• **Input**
......
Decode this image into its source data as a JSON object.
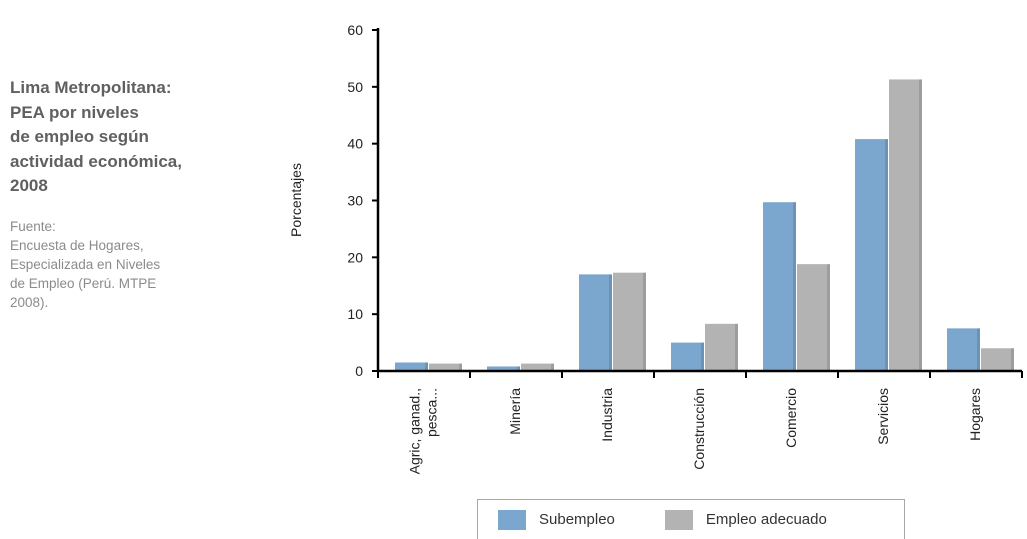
{
  "side": {
    "title": "Lima Metropolitana:\nPEA por niveles\nde empleo según\nactividad económica,\n2008",
    "source": "Fuente:\nEncuesta de Hogares,\nEspecializada en Niveles\nde Empleo (Perú. MTPE\n2008)."
  },
  "chart_data": {
    "type": "bar",
    "title": "",
    "xlabel": "",
    "ylabel": "Porcentajes",
    "ylim": [
      0,
      60
    ],
    "yticks": [
      0,
      10,
      20,
      30,
      40,
      50,
      60
    ],
    "grid": false,
    "legend_position": "bottom",
    "categories": [
      "Agric, ganad.,\npesca...",
      "Minería",
      "Industria",
      "Construcción",
      "Comercio",
      "Servicios",
      "Hogares"
    ],
    "series": [
      {
        "name": "Subempleo",
        "color": "#7ba7cf",
        "values": [
          1.5,
          0.8,
          17,
          5,
          29.7,
          40.8,
          7.5
        ]
      },
      {
        "name": "Empleo adecuado",
        "color": "#b3b3b3",
        "values": [
          1.3,
          1.3,
          17.3,
          8.3,
          18.8,
          51.3,
          4.0
        ]
      }
    ]
  }
}
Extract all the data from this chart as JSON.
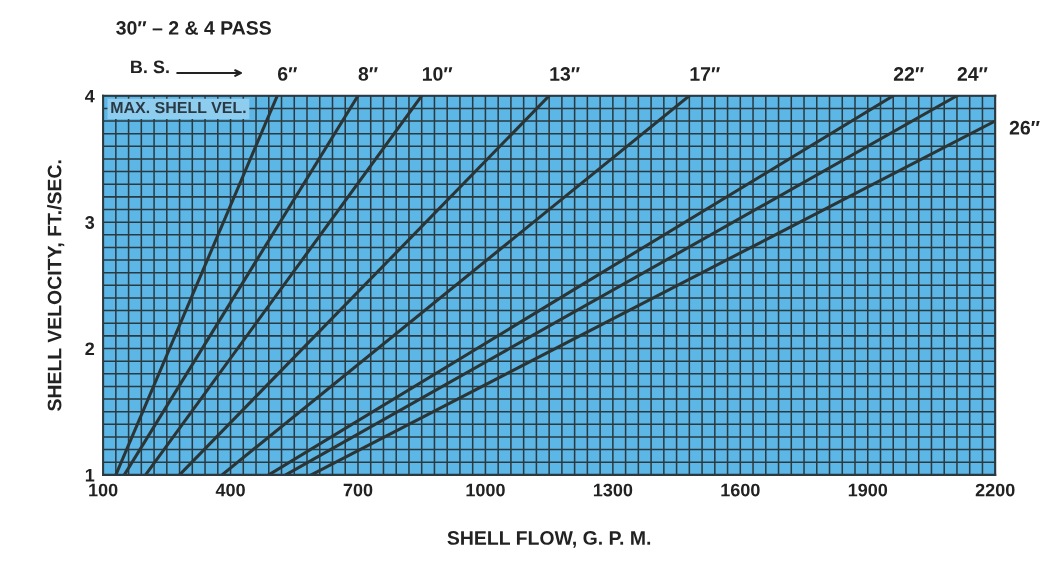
{
  "chart_data": {
    "type": "line",
    "title": "30″ – 2 & 4 PASS",
    "xlabel": "SHELL FLOW, G. P. M.",
    "ylabel": "SHELL VELOCITY, FT./SEC.",
    "annotations": [
      "B. S.",
      "MAX. SHELL VEL."
    ],
    "xlim": [
      100,
      2200
    ],
    "ylim": [
      1,
      4
    ],
    "xticks": [
      100,
      {
        "value": 130,
        "label": null
      },
      {
        "value": 160,
        "label": null
      },
      {
        "value": 190,
        "label": null
      },
      {
        "value": 220,
        "label": null
      },
      {
        "value": 250,
        "label": null
      },
      {
        "value": 280,
        "label": null
      },
      {
        "value": 310,
        "label": null
      },
      {
        "value": 340,
        "label": null
      },
      {
        "value": 370,
        "label": null
      },
      400,
      {
        "value": 430,
        "label": null
      },
      {
        "value": 460,
        "label": null
      },
      {
        "value": 490,
        "label": null
      },
      {
        "value": 520,
        "label": null
      },
      {
        "value": 550,
        "label": null
      },
      {
        "value": 580,
        "label": null
      },
      {
        "value": 610,
        "label": null
      },
      {
        "value": 640,
        "label": null
      },
      {
        "value": 670,
        "label": null
      },
      700,
      {
        "value": 730,
        "label": null
      },
      {
        "value": 760,
        "label": null
      },
      {
        "value": 790,
        "label": null
      },
      {
        "value": 820,
        "label": null
      },
      {
        "value": 850,
        "label": null
      },
      {
        "value": 880,
        "label": null
      },
      {
        "value": 910,
        "label": null
      },
      {
        "value": 940,
        "label": null
      },
      {
        "value": 970,
        "label": null
      },
      1000,
      {
        "value": 1030,
        "label": null
      },
      {
        "value": 1060,
        "label": null
      },
      {
        "value": 1090,
        "label": null
      },
      {
        "value": 1120,
        "label": null
      },
      {
        "value": 1150,
        "label": null
      },
      {
        "value": 1180,
        "label": null
      },
      {
        "value": 1210,
        "label": null
      },
      {
        "value": 1240,
        "label": null
      },
      {
        "value": 1270,
        "label": null
      },
      1300,
      {
        "value": 1330,
        "label": null
      },
      {
        "value": 1360,
        "label": null
      },
      {
        "value": 1390,
        "label": null
      },
      {
        "value": 1420,
        "label": null
      },
      {
        "value": 1450,
        "label": null
      },
      {
        "value": 1480,
        "label": null
      },
      {
        "value": 1510,
        "label": null
      },
      {
        "value": 1540,
        "label": null
      },
      {
        "value": 1570,
        "label": null
      },
      1600,
      {
        "value": 1630,
        "label": null
      },
      {
        "value": 1660,
        "label": null
      },
      {
        "value": 1690,
        "label": null
      },
      {
        "value": 1720,
        "label": null
      },
      {
        "value": 1750,
        "label": null
      },
      {
        "value": 1780,
        "label": null
      },
      {
        "value": 1810,
        "label": null
      },
      {
        "value": 1840,
        "label": null
      },
      {
        "value": 1870,
        "label": null
      },
      1900,
      {
        "value": 1930,
        "label": null
      },
      {
        "value": 1960,
        "label": null
      },
      {
        "value": 1990,
        "label": null
      },
      {
        "value": 2020,
        "label": null
      },
      {
        "value": 2050,
        "label": null
      },
      {
        "value": 2080,
        "label": null
      },
      {
        "value": 2110,
        "label": null
      },
      {
        "value": 2140,
        "label": null
      },
      {
        "value": 2170,
        "label": null
      },
      2200
    ],
    "yticks": [
      1,
      {
        "value": 1.1,
        "label": null
      },
      {
        "value": 1.2,
        "label": null
      },
      {
        "value": 1.3,
        "label": null
      },
      {
        "value": 1.4,
        "label": null
      },
      {
        "value": 1.5,
        "label": null
      },
      {
        "value": 1.6,
        "label": null
      },
      {
        "value": 1.7,
        "label": null
      },
      {
        "value": 1.8,
        "label": null
      },
      {
        "value": 1.9,
        "label": null
      },
      2,
      {
        "value": 2.1,
        "label": null
      },
      {
        "value": 2.2,
        "label": null
      },
      {
        "value": 2.3,
        "label": null
      },
      {
        "value": 2.4,
        "label": null
      },
      {
        "value": 2.5,
        "label": null
      },
      {
        "value": 2.6,
        "label": null
      },
      {
        "value": 2.7,
        "label": null
      },
      {
        "value": 2.8,
        "label": null
      },
      {
        "value": 2.9,
        "label": null
      },
      3,
      {
        "value": 3.1,
        "label": null
      },
      {
        "value": 3.2,
        "label": null
      },
      {
        "value": 3.3,
        "label": null
      },
      {
        "value": 3.4,
        "label": null
      },
      {
        "value": 3.5,
        "label": null
      },
      {
        "value": 3.6,
        "label": null
      },
      {
        "value": 3.7,
        "label": null
      },
      {
        "value": 3.8,
        "label": null
      },
      {
        "value": 3.9,
        "label": null
      },
      4
    ],
    "grid": true,
    "legend": false,
    "line_style": "solid",
    "series": [
      {
        "name": "6″",
        "color": "#2b3535",
        "x": [
          130,
          510
        ],
        "values": [
          1,
          4
        ]
      },
      {
        "name": "8″",
        "color": "#2b3535",
        "x": [
          150,
          700
        ],
        "values": [
          1,
          4
        ]
      },
      {
        "name": "10″",
        "color": "#2b3535",
        "x": [
          200,
          850
        ],
        "values": [
          1,
          4
        ]
      },
      {
        "name": "13″",
        "color": "#2b3535",
        "x": [
          280,
          1150
        ],
        "values": [
          1,
          4
        ]
      },
      {
        "name": "17″",
        "color": "#2b3535",
        "x": [
          380,
          1480
        ],
        "values": [
          1,
          4
        ]
      },
      {
        "name": "22″",
        "color": "#2b3535",
        "x": [
          490,
          1960
        ],
        "values": [
          1,
          4
        ]
      },
      {
        "name": "24″",
        "color": "#2b3535",
        "x": [
          530,
          2110
        ],
        "values": [
          1,
          4
        ]
      },
      {
        "name": "26″",
        "color": "#2b3535",
        "x": [
          590,
          2200
        ],
        "values": [
          1,
          3.8
        ]
      }
    ]
  }
}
......
• **Instructions for the task**
Say how many lines of the data include the string "ylabel". Nothing other than the number should be given.

• **Solution to this task**
2